Images are to be excluded from the copy, and the records below reproduced word for word.

Records for this exercise>
────────

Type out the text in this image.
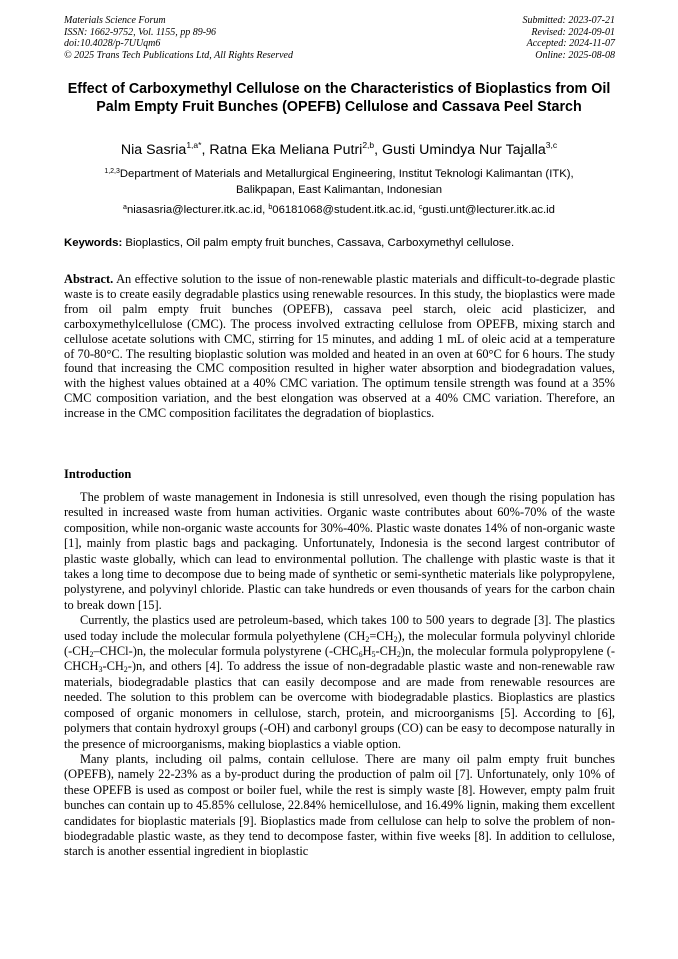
Materials Science Forum
ISSN: 1662-9752, Vol. 1155, pp 89-96
doi:10.4028/p-7UUqm6
© 2025 Trans Tech Publications Ltd, All Rights Reserved
Submitted: 2023-07-21
Revised: 2024-09-01
Accepted: 2024-11-07
Online: 2025-08-08
Effect of Carboxymethyl Cellulose on the Characteristics of Bioplastics from Oil Palm Empty Fruit Bunches (OPEFB) Cellulose and Cassava Peel Starch
Nia Sasria$^{1,a*}$, Ratna Eka Meliana Putri$^{2,b}$, Gusti Umindya Nur Tajalla$^{3,c}$
$^{1,2,3}$Department of Materials and Metallurgical Engineering, Institut Teknologi Kalimantan (ITK),
Balikpapan, East Kalimantan, Indonesian
$^a$niasasria@lecturer.itk.ac.id, $^b$06181068@student.itk.ac.id, $^c$gusti.unt@lecturer.itk.ac.id
Keywords: Bioplastics, Oil palm empty fruit bunches, Cassava, Carboxymethyl cellulose.

Abstract. An effective solution to the issue of non-renewable plastic materials and difficult-to-degrade plastic waste is to create easily degradable plastics using renewable resources. In this study, the bioplastics were made from oil palm empty fruit bunches (OPEFB), cassava peel starch, oleic acid plasticizer, and carboxymethylcellulose (CMC). The process involved extracting cellulose from OPEFB, mixing starch and cellulose acetate solutions with CMC, stirring for 15 minutes, and adding 1 mL of oleic acid at a temperature of 70-80°C. The resulting bioplastic solution was molded and heated in an oven at 60°C for 6 hours. The study found that increasing the CMC composition resulted in higher water absorption and biodegradation values, with the highest values obtained at a 40% CMC variation. The optimum tensile strength was found at a 35% CMC composition variation, and the best elongation was observed at a 40% CMC variation. Therefore, an increase in the CMC composition facilitates the degradation of bioplastics.

Introduction

The problem of waste management in Indonesia is still unresolved, even though the rising population has resulted in increased waste from human activities. Organic waste contributes about 60%-70% of the waste composition, while non-organic waste accounts for 30%-40%. Plastic waste donates 14% of non-organic waste [1], mainly from plastic bags and packaging. Unfortunately, Indonesia is the second largest contributor of plastic waste globally, which can lead to environmental pollution. The challenge with plastic waste is that it takes a long time to decompose due to being made of synthetic or semi-synthetic materials like polypropylene, polystyrene, and polyvinyl chloride. Plastic can take hundreds or even thousands of years for the carbon chain to break down [15].

Currently, the plastics used are petroleum-based, which takes 100 to 500 years to degrade [3]. The plastics used today include the molecular formula polyethylene $(CH_2=CH_2)$, the molecular formula polyvinyl chloride $(-CH_2-CHCl-)n$, the molecular formula polystyrene $(-CHC_6H_5-CH_2)n$, the molecular formula polypropylene $(-CHCH_3-CH_2-)n$, and others [4]. To address the issue of non-degradable plastic waste and non-renewable raw materials, biodegradable plastics that can easily decompose and are made from renewable resources are needed. The solution to this problem can be overcome with biodegradable plastics. Bioplastics are plastics composed of organic monomers in cellulose, starch, protein, and microorganisms [5]. According to [6], polymers that contain hydroxyl groups (-OH) and carbonyl groups (CO) can be easy to decompose naturally in the presence of microorganisms, making bioplastics a viable option.

Many plants, including oil palms, contain cellulose. There are many oil palm empty fruit bunches (OPEFB), namely 22-23% as a by-product during the production of palm oil [7]. Unfortunately, only 10% of these OPEFB is used as compost or boiler fuel, while the rest is simply waste [8]. However, empty palm fruit bunches can contain up to 45.85% cellulose, 22.84% hemicellulose, and 16.49% lignin, making them excellent candidates for bioplastic materials [9]. Bioplastics made from cellulose can help to solve the problem of non-biodegradable plastic waste, as they tend to decompose faster, within five weeks [8]. In addition to cellulose, starch is another essential ingredient in bioplastic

────────

Your response>
Type out the text in this image.
Materials Science Forum
ISSN: 1662-9752, Vol. 1155, pp 89-96
doi:10.4028/p-7UUqm6
© 2025 Trans Tech Publications Ltd, All Rights Reserved
Submitted: 2023-07-21
Revised: 2024-09-01
Accepted: 2024-11-07
Online: 2025-08-08
Effect of Carboxymethyl Cellulose on the Characteristics of Bioplastics from Oil Palm Empty Fruit Bunches (OPEFB) Cellulose and Cassava Peel Starch
Nia Sasria$^{1,a*}$, Ratna Eka Meliana Putri$^{2,b}$, Gusti Umindya Nur Tajalla$^{3,c}$
$^{1,2,3}$Department of Materials and Metallurgical Engineering, Institut Teknologi Kalimantan (ITK),
Balikpapan, East Kalimantan, Indonesian
$^a$niasasria@lecturer.itk.ac.id, $^b$06181068@student.itk.ac.id, $^c$gusti.unt@lecturer.itk.ac.id
Keywords: Bioplastics, Oil palm empty fruit bunches, Cassava, Carboxymethyl cellulose.

Abstract. An effective solution to the issue of non-renewable plastic materials and difficult-to-degrade plastic waste is to create easily degradable plastics using renewable resources. In this study, the bioplastics were made from oil palm empty fruit bunches (OPEFB), cassava peel starch, oleic acid plasticizer, and carboxymethylcellulose (CMC). The process involved extracting cellulose from OPEFB, mixing starch and cellulose acetate solutions with CMC, stirring for 15 minutes, and adding 1 mL of oleic acid at a temperature of 70-80°C. The resulting bioplastic solution was molded and heated in an oven at 60°C for 6 hours. The study found that increasing the CMC composition resulted in higher water absorption and biodegradation values, with the highest values obtained at a 40% CMC variation. The optimum tensile strength was found at a 35% CMC composition variation, and the best elongation was observed at a 40% CMC variation. Therefore, an increase in the CMC composition facilitates the degradation of bioplastics.

Introduction

The problem of waste management in Indonesia is still unresolved, even though the rising population has resulted in increased waste from human activities. Organic waste contributes about 60%-70% of the waste composition, while non-organic waste accounts for 30%-40%. Plastic waste donates 14% of non-organic waste [1], mainly from plastic bags and packaging. Unfortunately, Indonesia is the second largest contributor of plastic waste globally, which can lead to environmental pollution. The challenge with plastic waste is that it takes a long time to decompose due to being made of synthetic or semi-synthetic materials like polypropylene, polystyrene, and polyvinyl chloride. Plastic can take hundreds or even thousands of years for the carbon chain to break down [15].

Currently, the plastics used are petroleum-based, which takes 100 to 500 years to degrade [3]. The plastics used today include the molecular formula polyethylene $(CH_2=CH_2)$, the molecular formula polyvinyl chloride $(-CH_2-CHCl-)n$, the molecular formula polystyrene $(-CHC_6H_5-CH_2)n$, the molecular formula polypropylene $(-CHCH_3-CH_2-)n$, and others [4]. To address the issue of non-degradable plastic waste and non-renewable raw materials, biodegradable plastics that can easily decompose and are made from renewable resources are needed. The solution to this problem can be overcome with biodegradable plastics. Bioplastics are plastics composed of organic monomers in cellulose, starch, protein, and microorganisms [5]. According to [6], polymers that contain hydroxyl groups (-OH) and carbonyl groups (CO) can be easy to decompose naturally in the presence of microorganisms, making bioplastics a viable option.

Many plants, including oil palms, contain cellulose. There are many oil palm empty fruit bunches (OPEFB), namely 22-23% as a by-product during the production of palm oil [7]. Unfortunately, only 10% of these OPEFB is used as compost or boiler fuel, while the rest is simply waste [8]. However, empty palm fruit bunches can contain up to 45.85% cellulose, 22.84% hemicellulose, and 16.49% lignin, making them excellent candidates for bioplastic materials [9]. Bioplastics made from cellulose can help to solve the problem of non-biodegradable plastic waste, as they tend to decompose faster, within five weeks [8]. In addition to cellulose, starch is another essential ingredient in bioplastic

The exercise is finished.